Aim of the task » Transcribe the records below exactly, leaving out any pictures.

Saved entries
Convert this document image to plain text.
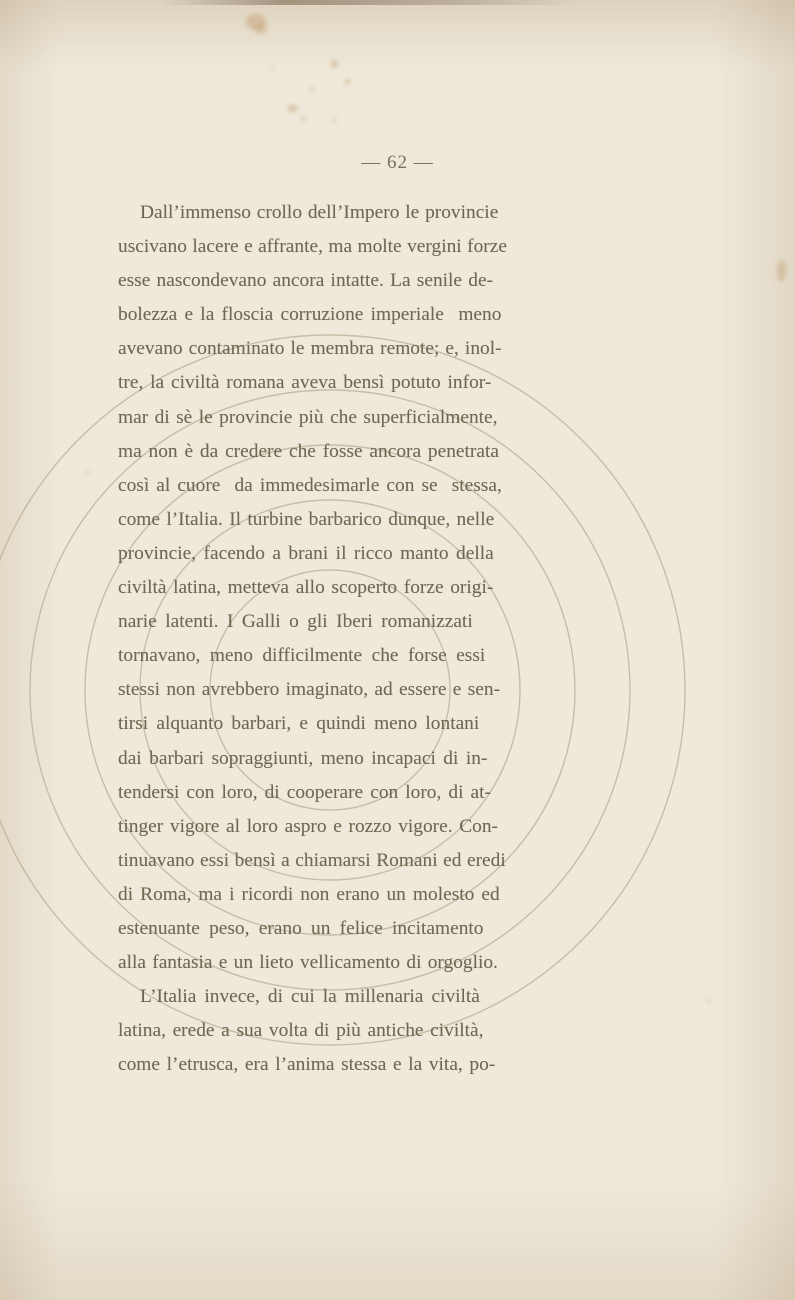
— 62 —
Dall’immenso crollo dell’Impero le provincie
uscivano lacere e affrante, ma molte vergini forze
esse nascondevano ancora intatte. La senile de-
bolezza e la floscia corruzione imperiale  meno
avevano contaminato le membra remote; e, inol-
tre, la civiltà romana aveva bensì potuto infor-
mar di sè le provincie più che superficialmente,
ma non è da credere che fosse ancora penetrata
così al cuore  da immedesimarle con se  stessa,
come l’Italia. Il turbine barbarico dunque, nelle
provincie, facendo a brani il ricco manto della
civiltà latina, metteva allo scoperto forze origi-
narie latenti. I Galli o gli Iberi romanizzati
tornavano, meno difficilmente che forse essi
stessi non avrebbero imaginato, ad essere e sen-
tirsi alquanto barbari, e quindi meno lontani
dai barbari sopraggiunti, meno incapaci di in-
tendersi con loro, di cooperare con loro, di at-
tinger vigore al loro aspro e rozzo vigore. Con-
tinuavano essi bensì a chiamarsi Romani ed eredi
di Roma, ma i ricordi non erano un molesto ed
estenuante peso, erano un felice incitamento
alla fantasia e un lieto vellicamento di orgoglio.
L’Italia invece, di cui la millenaria civiltà
latina, erede a sua volta di più antiche civiltà,
come l’etrusca, era l’anima stessa e la vita, po-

Response to the exercise »
Convert this document image to plain text.
— 62 —
Dall’immenso crollo dell’Impero le provincie
uscivano lacere e affrante, ma molte vergini forze
esse nascondevano ancora intatte. La senile de-
bolezza e la floscia corruzione imperiale  meno
avevano contaminato le membra remote; e, inol-
tre, la civiltà romana aveva bensì potuto infor-
mar di sè le provincie più che superficialmente,
ma non è da credere che fosse ancora penetrata
così al cuore  da immedesimarle con se  stessa,
come l’Italia. Il turbine barbarico dunque, nelle
provincie, facendo a brani il ricco manto della
civiltà latina, metteva allo scoperto forze origi-
narie latenti. I Galli o gli Iberi romanizzati
tornavano, meno difficilmente che forse essi
stessi non avrebbero imaginato, ad essere e sen-
tirsi alquanto barbari, e quindi meno lontani
dai barbari sopraggiunti, meno incapaci di in-
tendersi con loro, di cooperare con loro, di at-
tinger vigore al loro aspro e rozzo vigore. Con-
tinuavano essi bensì a chiamarsi Romani ed eredi
di Roma, ma i ricordi non erano un molesto ed
estenuante peso, erano un felice incitamento
alla fantasia e un lieto vellicamento di orgoglio.
L’Italia invece, di cui la millenaria civiltà
latina, erede a sua volta di più antiche civiltà,
come l’etrusca, era l’anima stessa e la vita, po-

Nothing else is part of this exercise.